— Exercise passage —
Segment Open
Route of the Asian Highway Network

Asian Highway 3 (AH3) is a route of the Asian Highway Network which runs 7,331 km from Ulan-Ude, Russia (on AH6) to Tanggu, China; and Shanghai, China (on AH5) to Chiang Rai, Thailand and Kengtung, Myanmar (both on AH2).

== Southeast Asian issues ==
By mid-2008 the North-South Corridor segment of the Asian Highway, AH-3, was nearly fully paved, with only a few kilometers incomplete.

The North-South Corridor Project has been on the Asian Development Bank's (ADB) agenda since 1993 and aimed to improve the connected economies of China, Myanmar, Laos, Vietnam, Thailand and Cambodia. The portion of the North-South Corridor known as Highway 3, which runs through northwestern Laos and connects China and Thailand, was expected to cost US$95.8 million and was being financed with a loan from the ADB, along with funds from the Chinese, Thai and Lao governments.

The completed sections of the road have gone from being little more than dirt roads a few years ago to two-lane routes with concrete shoulders, drainage and concrete bridges. The journey from the Lao border town of Huai Xai to the southwestern Chinese border village of Mohan situated in southwestern Yunnan province took as long as two days on the old mostly dirt road depending on weather conditions. The new roadway has shortened that trip to five to six hours.

The route was expected to be completed in 2007, but damage to the road from floods during the 2006 rainy season pushed the completion date into 2008. While the road was now made passable all year, there are still sections, some of several kilometers in length, which remained unfinished as of 2008.

=== Missing link in Southeast Asia ===
Construction of the Thai-built portion of the road lagged behind that of the Chinese section, but some observers contend that was because the Thai section was "much better constructed". They indicated that the Chinese side was built faster because of engineering shortcuts which may make that section of the road less durable.

The most significant problem with the corridor was the lack of progress on the Fourth Thai-Lao Friendship Bridge to be built across the Mekong River connecting the Thai town of Chiang Khong, with its cross-border neighbour of Ban Houayxay in Laos. The Chinese and Thai governments earlier agreed to build the bridge and share the estimated US$33 million cost of the project. It was finally opened on December 11, 2013.

Thai border disputes with Laos, the 1997-98 Asian financial crisis, political indifference in Bangkok and a general reluctance on the part of Thais kept the project on the political 'back burner'. China meanwhile is anxious to develop its land-locked Yunnan province through the creation of trade links with Southeast Asia, including access to Thailand's sea ports. While Thailand may benefit broadly from a new road link with China, others feared a flood of inexpensive Chinese products will impoverish northern Thais.
Segment Closed
— Problem requirements —
Using the Asian Highway 3 passage, say yes or no to whether each statement agrees with it, and quote the words that decide each one: (a) The trip between Huai Xai and Mohan once could take two days. (b) The Lao government alone agreed to pay for the Fourth Thai-Lao Friendship Bridge. (c) Floods in the 2006 rainy season delayed the route's completion. The listing after this is separate from the Asian Highway 3 passage.

— Data shown —
Segment Open
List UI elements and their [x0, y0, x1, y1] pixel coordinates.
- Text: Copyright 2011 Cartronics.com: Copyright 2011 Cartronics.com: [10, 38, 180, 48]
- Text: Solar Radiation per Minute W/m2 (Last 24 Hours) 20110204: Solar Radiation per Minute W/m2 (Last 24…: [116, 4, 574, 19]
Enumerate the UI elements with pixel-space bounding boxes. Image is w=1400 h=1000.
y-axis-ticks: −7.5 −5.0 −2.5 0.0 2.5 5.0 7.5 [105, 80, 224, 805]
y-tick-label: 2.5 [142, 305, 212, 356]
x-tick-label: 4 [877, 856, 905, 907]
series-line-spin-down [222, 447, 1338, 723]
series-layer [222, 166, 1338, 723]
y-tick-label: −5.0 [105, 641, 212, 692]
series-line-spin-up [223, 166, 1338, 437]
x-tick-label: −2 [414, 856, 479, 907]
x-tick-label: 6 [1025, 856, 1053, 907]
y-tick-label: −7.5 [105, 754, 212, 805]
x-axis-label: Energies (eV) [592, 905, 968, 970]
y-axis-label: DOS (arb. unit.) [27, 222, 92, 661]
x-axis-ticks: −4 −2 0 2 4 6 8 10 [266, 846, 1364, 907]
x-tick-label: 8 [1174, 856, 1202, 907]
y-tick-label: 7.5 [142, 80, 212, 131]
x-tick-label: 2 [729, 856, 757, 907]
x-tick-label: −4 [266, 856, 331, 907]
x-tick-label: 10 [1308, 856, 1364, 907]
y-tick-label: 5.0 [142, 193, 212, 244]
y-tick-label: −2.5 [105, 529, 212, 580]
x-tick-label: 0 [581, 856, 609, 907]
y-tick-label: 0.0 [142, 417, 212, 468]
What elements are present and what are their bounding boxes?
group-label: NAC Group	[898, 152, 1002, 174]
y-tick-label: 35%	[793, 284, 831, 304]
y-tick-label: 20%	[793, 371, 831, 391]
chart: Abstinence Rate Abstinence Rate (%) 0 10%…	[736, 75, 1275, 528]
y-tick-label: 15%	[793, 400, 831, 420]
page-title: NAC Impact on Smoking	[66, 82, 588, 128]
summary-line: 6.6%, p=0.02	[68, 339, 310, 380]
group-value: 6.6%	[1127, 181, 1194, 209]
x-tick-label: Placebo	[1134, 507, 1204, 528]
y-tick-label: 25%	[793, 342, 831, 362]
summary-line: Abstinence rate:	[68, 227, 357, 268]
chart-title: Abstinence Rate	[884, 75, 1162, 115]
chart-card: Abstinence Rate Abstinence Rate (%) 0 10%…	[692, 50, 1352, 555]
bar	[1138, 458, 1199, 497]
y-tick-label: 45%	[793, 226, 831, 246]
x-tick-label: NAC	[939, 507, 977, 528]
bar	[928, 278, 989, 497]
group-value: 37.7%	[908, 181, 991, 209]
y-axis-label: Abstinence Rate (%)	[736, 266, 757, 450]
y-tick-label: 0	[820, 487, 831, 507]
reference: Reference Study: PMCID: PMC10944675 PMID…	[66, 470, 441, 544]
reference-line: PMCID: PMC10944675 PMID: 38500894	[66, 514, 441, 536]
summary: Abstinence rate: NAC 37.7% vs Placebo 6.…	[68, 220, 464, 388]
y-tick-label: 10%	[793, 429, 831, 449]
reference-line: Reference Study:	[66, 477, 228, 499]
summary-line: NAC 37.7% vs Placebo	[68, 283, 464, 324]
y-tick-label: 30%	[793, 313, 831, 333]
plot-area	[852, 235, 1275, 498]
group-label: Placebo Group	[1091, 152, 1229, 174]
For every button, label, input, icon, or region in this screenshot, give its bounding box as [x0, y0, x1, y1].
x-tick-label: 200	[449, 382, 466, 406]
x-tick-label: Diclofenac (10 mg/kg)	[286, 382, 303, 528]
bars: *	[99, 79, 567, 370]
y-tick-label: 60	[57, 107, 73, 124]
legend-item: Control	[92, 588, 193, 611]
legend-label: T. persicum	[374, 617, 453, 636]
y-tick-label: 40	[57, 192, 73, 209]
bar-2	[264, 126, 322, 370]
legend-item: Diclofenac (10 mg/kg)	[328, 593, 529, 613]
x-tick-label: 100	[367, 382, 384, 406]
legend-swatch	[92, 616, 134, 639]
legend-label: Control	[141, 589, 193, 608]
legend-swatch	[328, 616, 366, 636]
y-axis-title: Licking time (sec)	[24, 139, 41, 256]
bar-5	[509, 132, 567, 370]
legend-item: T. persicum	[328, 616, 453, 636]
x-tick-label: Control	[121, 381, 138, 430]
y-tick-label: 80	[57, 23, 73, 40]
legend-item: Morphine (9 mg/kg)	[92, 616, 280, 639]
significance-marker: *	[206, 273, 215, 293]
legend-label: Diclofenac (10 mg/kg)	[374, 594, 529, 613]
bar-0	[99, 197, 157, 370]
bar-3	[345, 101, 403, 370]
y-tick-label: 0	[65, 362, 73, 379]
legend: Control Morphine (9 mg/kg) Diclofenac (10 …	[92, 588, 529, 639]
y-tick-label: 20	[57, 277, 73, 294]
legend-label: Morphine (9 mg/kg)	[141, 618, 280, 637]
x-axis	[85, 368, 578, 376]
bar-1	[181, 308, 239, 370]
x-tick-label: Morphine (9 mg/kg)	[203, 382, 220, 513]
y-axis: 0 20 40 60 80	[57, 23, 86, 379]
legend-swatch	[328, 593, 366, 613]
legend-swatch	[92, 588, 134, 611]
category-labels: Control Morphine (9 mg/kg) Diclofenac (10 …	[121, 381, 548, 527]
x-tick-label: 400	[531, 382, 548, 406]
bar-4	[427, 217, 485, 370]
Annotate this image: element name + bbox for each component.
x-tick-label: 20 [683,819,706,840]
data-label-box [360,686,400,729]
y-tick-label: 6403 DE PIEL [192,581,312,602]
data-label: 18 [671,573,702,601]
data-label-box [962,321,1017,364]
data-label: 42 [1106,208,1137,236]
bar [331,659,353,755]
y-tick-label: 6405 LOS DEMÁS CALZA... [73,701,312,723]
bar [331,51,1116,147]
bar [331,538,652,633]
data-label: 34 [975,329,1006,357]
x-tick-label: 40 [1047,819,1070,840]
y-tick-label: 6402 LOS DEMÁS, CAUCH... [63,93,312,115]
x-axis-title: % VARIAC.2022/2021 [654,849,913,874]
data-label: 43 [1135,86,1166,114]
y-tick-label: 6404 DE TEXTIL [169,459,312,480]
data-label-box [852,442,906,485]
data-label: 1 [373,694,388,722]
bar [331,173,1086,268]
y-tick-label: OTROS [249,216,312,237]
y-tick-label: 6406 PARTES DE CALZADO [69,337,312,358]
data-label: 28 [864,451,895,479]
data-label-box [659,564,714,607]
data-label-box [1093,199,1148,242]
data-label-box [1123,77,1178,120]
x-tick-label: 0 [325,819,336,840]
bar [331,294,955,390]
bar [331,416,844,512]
Segment Closed
— Task result —
(a) Yes: "took as long as two days on the old mostly dirt road depending on weather conditions"
(b) No: "The Chinese and Thai governments earlier agreed to build the bridge and share the estimated US$33 million cost of the project."
(c) Yes: "damage to the road from floods during the 2006 rainy season pushed the completion date into 2008"